The task: Read through the data and report every line in which the word "drugiego" occurs.

Data records
--- start ---

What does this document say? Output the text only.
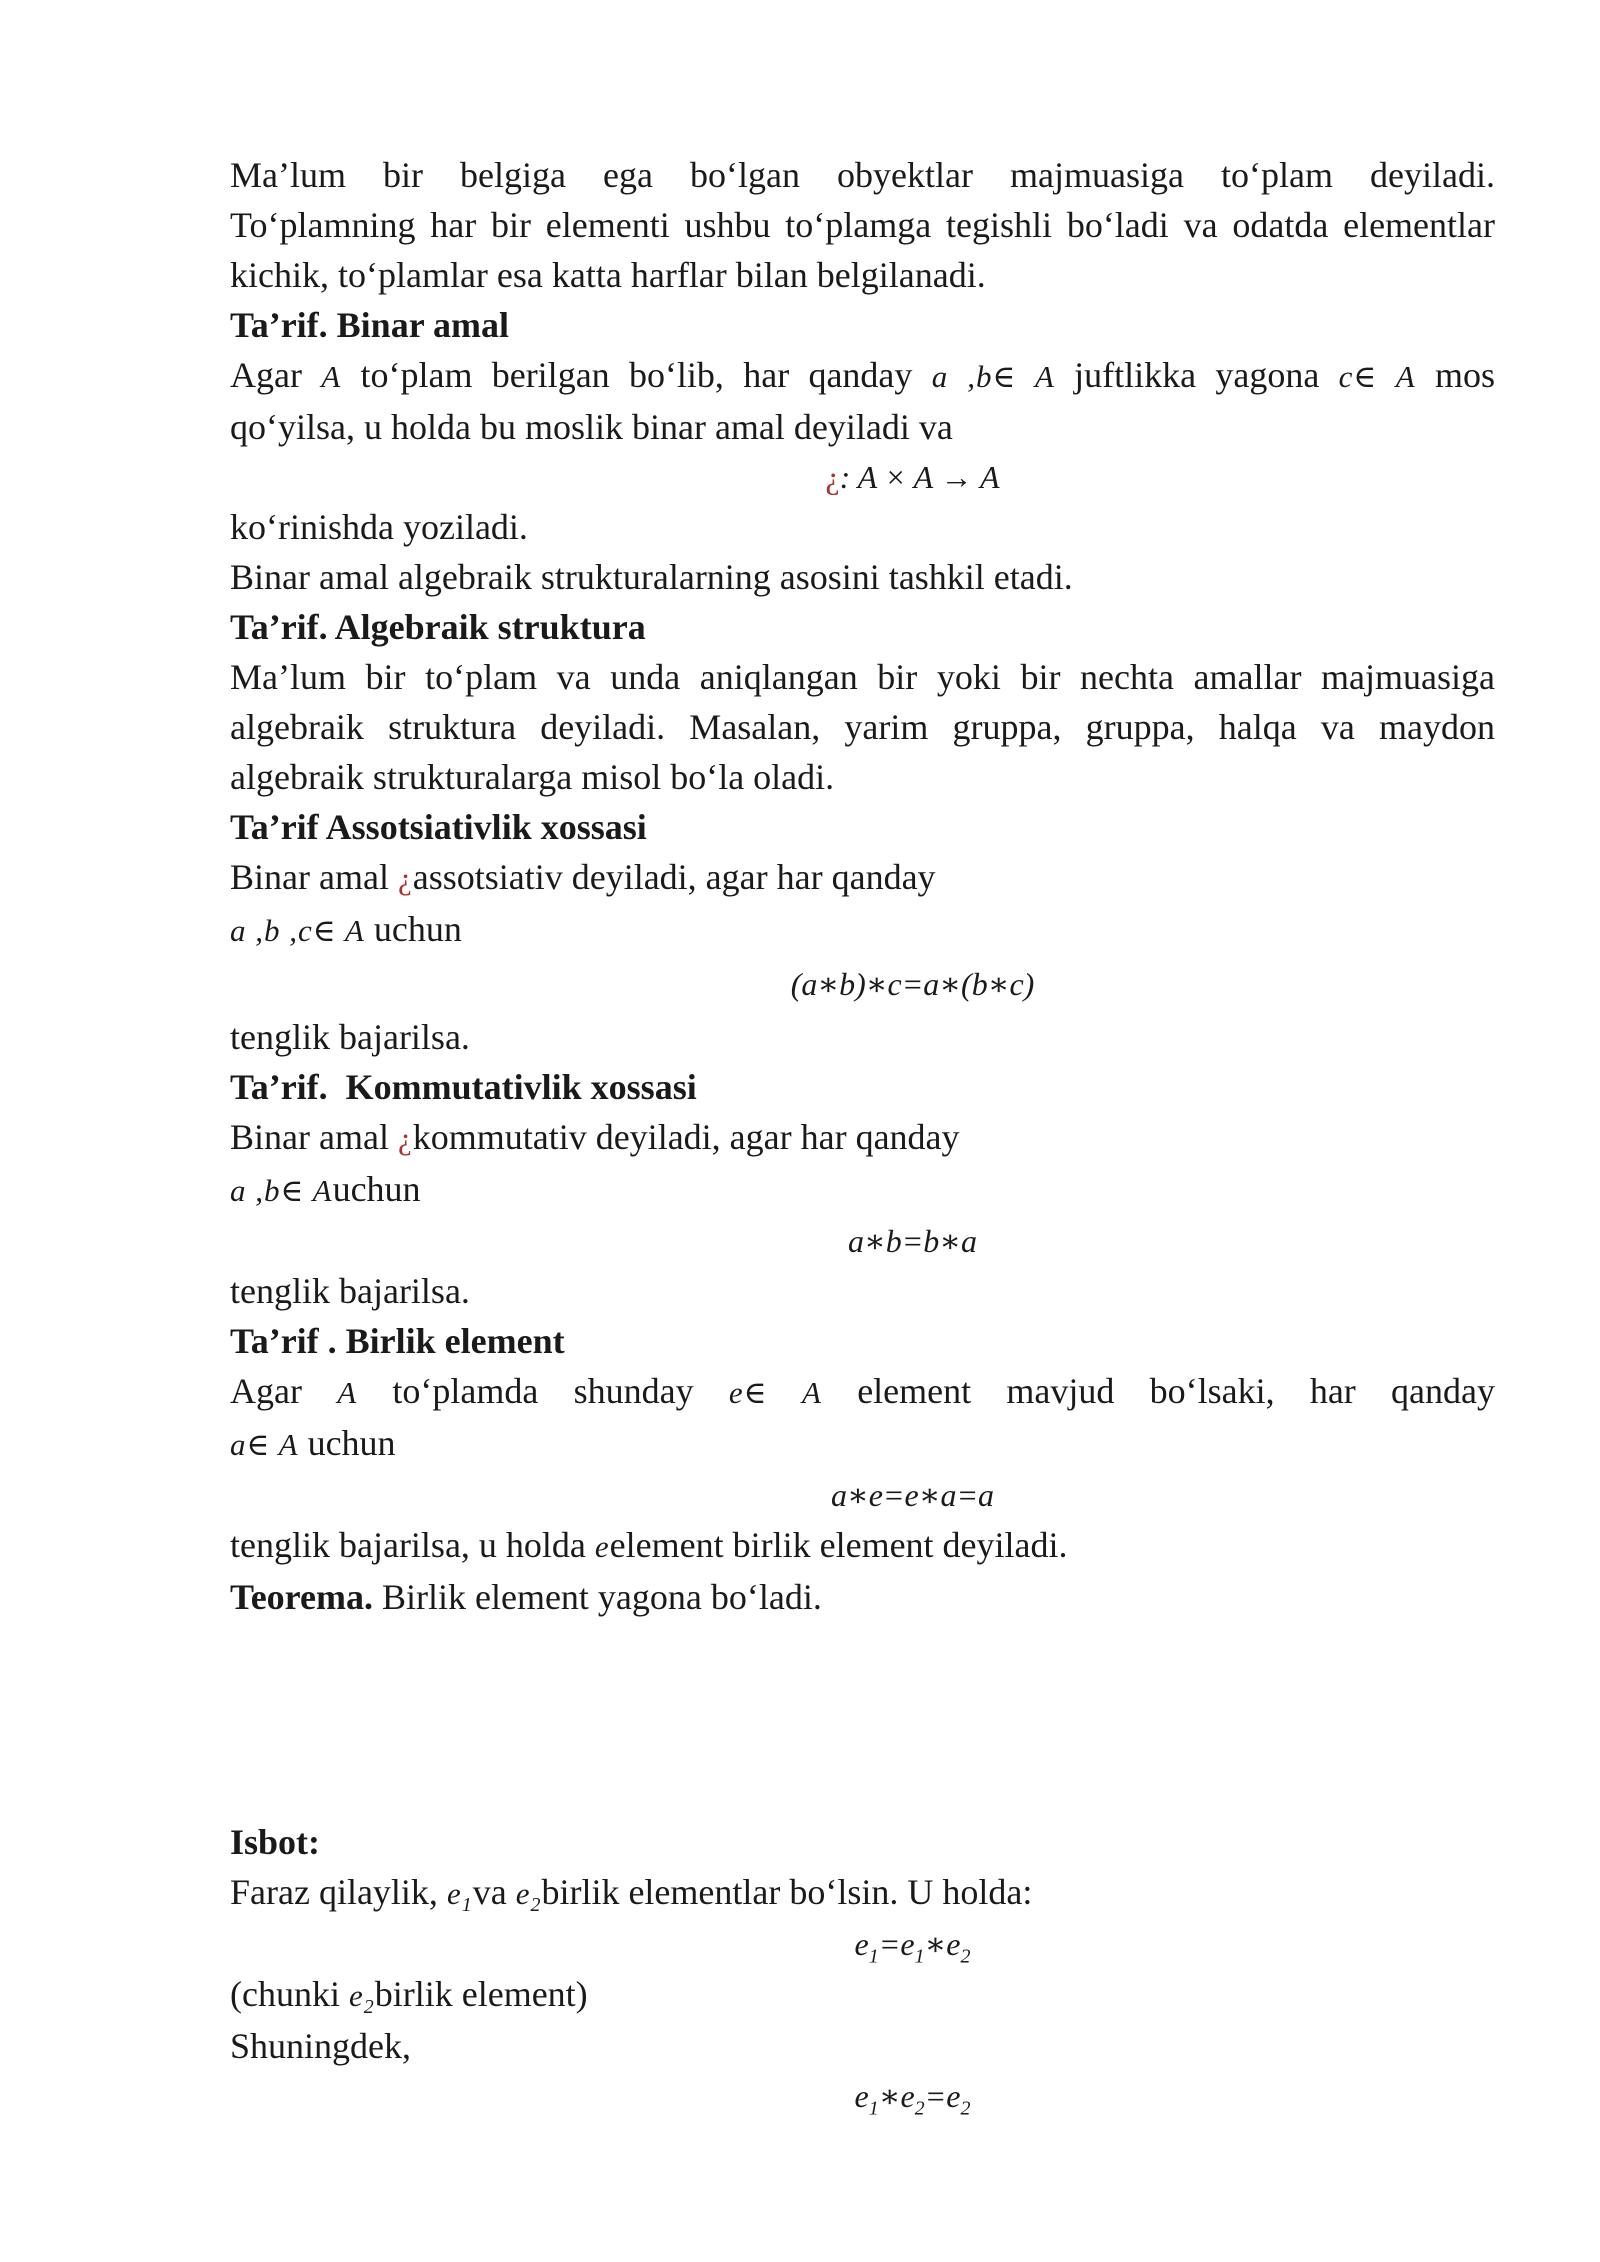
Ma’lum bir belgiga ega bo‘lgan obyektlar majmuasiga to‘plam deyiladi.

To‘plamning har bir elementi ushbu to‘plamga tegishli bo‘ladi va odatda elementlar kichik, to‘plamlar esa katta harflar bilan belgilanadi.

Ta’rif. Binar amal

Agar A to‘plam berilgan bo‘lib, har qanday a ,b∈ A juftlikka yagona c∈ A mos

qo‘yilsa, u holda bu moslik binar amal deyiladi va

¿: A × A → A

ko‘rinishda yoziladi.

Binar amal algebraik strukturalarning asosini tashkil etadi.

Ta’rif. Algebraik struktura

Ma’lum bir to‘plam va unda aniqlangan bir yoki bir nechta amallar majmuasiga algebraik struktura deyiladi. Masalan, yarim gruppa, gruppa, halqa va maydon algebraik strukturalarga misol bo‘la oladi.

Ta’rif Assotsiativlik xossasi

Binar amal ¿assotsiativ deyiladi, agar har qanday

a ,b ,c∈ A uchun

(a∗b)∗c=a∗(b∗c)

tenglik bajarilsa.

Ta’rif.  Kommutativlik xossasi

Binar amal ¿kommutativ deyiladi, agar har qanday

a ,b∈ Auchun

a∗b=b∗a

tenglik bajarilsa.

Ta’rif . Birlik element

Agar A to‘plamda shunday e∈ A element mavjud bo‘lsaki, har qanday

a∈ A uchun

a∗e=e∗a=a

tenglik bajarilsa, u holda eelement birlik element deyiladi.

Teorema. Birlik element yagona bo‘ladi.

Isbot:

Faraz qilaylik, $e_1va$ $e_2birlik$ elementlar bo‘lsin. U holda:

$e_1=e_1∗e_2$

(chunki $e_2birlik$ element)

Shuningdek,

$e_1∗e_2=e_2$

--- end ---
--- start ---

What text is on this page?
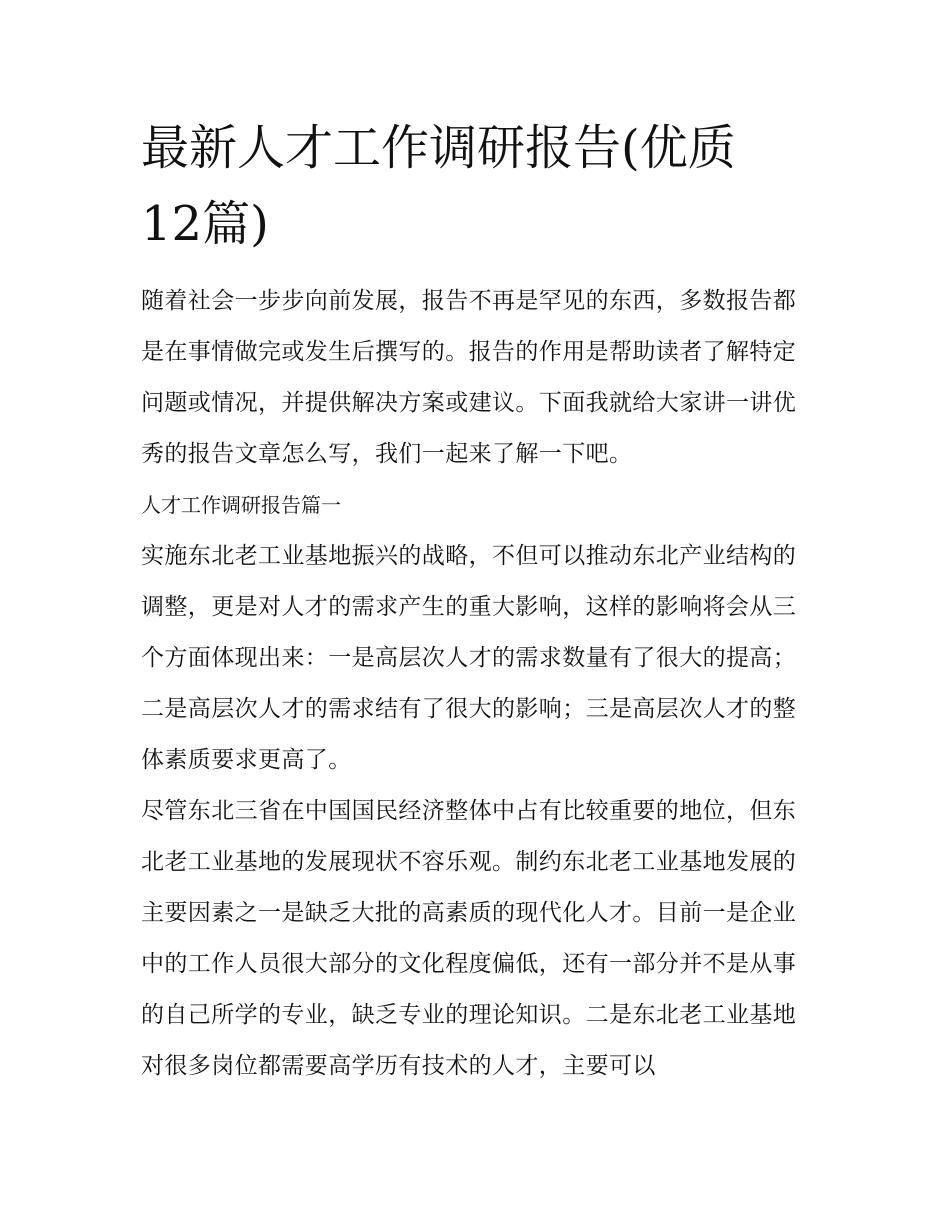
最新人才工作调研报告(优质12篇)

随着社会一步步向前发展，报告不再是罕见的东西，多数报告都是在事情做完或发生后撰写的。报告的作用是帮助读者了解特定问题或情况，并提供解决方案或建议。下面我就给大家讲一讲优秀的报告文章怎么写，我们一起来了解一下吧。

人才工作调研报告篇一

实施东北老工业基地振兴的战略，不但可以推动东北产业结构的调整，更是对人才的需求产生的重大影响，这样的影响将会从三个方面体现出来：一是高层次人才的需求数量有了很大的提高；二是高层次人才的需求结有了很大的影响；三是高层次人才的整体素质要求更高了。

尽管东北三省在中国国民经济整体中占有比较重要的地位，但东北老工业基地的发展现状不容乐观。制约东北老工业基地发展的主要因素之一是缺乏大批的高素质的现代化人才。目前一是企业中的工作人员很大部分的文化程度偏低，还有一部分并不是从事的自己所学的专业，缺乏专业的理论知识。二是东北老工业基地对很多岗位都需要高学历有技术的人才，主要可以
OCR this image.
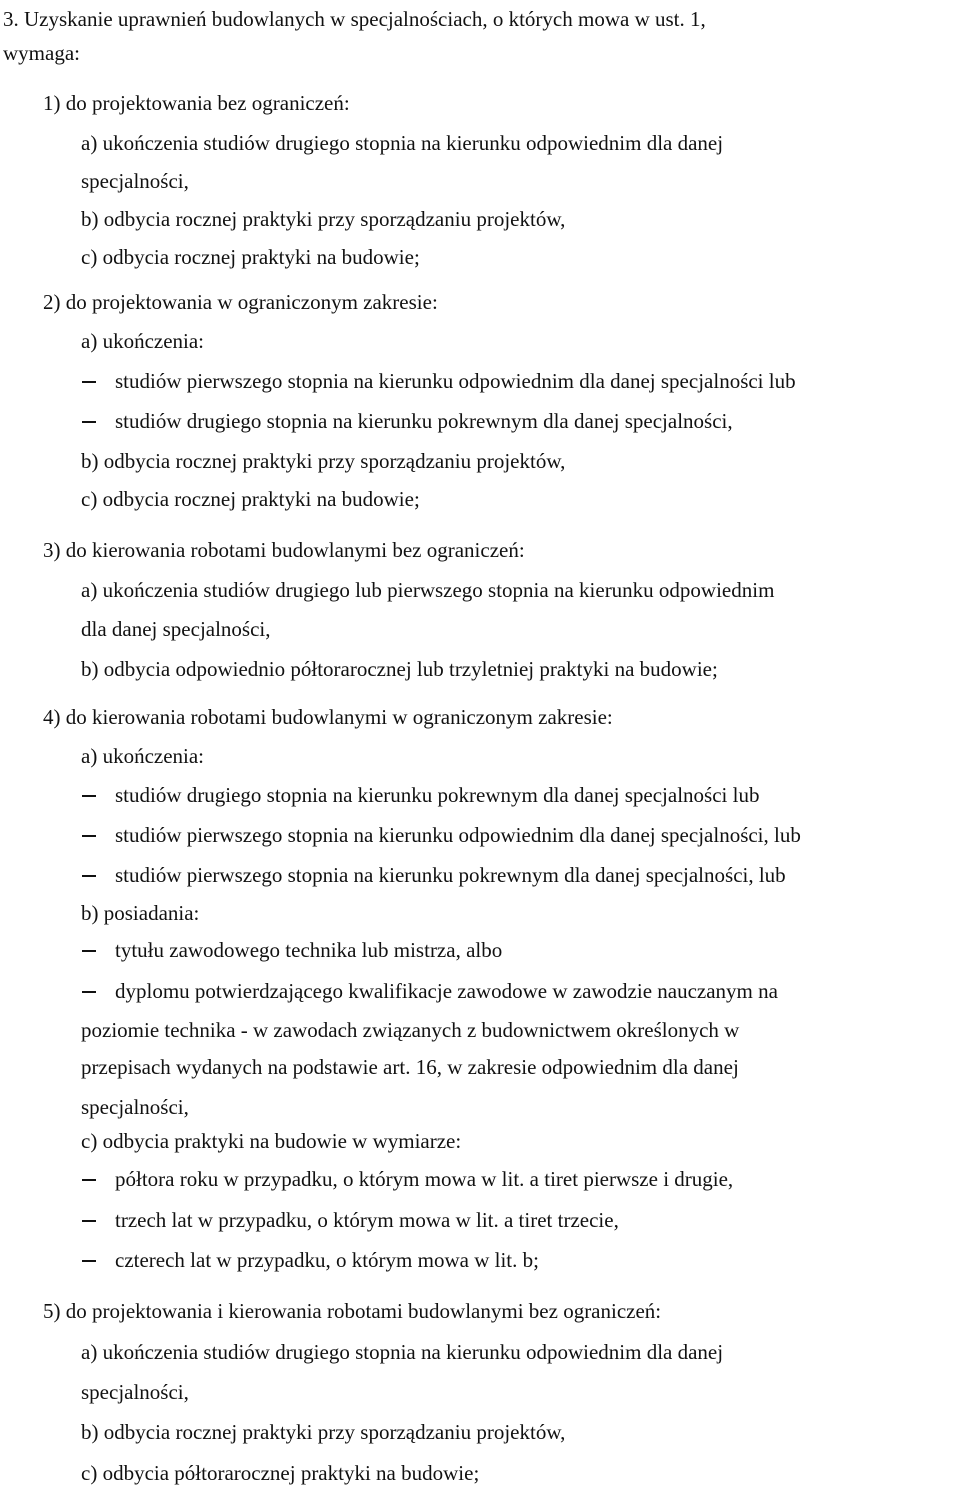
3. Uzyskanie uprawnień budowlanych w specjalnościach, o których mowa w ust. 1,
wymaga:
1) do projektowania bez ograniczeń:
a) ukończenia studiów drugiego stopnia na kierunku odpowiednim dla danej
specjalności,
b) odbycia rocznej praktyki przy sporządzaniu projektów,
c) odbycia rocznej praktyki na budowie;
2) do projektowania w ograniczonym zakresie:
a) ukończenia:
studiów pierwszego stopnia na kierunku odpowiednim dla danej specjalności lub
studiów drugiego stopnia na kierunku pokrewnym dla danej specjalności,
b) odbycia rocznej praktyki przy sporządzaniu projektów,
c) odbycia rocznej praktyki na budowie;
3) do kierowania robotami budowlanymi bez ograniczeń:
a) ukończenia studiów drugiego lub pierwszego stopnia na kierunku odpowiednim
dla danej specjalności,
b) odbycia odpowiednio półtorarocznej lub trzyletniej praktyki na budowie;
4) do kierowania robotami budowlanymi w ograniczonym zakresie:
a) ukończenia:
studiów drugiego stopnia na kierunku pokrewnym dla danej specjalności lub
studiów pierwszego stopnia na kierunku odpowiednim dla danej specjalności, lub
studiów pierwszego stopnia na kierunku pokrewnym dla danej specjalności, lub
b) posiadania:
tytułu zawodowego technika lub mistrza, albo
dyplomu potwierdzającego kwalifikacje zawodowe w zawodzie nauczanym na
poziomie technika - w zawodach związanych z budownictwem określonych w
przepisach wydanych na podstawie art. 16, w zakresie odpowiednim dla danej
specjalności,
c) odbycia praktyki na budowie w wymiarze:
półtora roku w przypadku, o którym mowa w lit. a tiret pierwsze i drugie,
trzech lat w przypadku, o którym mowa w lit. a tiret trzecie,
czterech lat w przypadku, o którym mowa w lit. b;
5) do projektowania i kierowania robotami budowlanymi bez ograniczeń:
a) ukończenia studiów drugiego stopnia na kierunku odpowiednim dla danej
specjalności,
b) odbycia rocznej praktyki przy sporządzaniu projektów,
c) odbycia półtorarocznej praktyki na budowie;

--- end ---

Worked solution:
a) ukończenia studiów drugiego stopnia na kierunku odpowiednim dla danej
studiów drugiego stopnia na kierunku pokrewnym dla danej specjalności,
a) ukończenia studiów drugiego lub pierwszego stopnia na kierunku odpowiednim
studiów drugiego stopnia na kierunku pokrewnym dla danej specjalności lub
a) ukończenia studiów drugiego stopnia na kierunku odpowiednim dla danej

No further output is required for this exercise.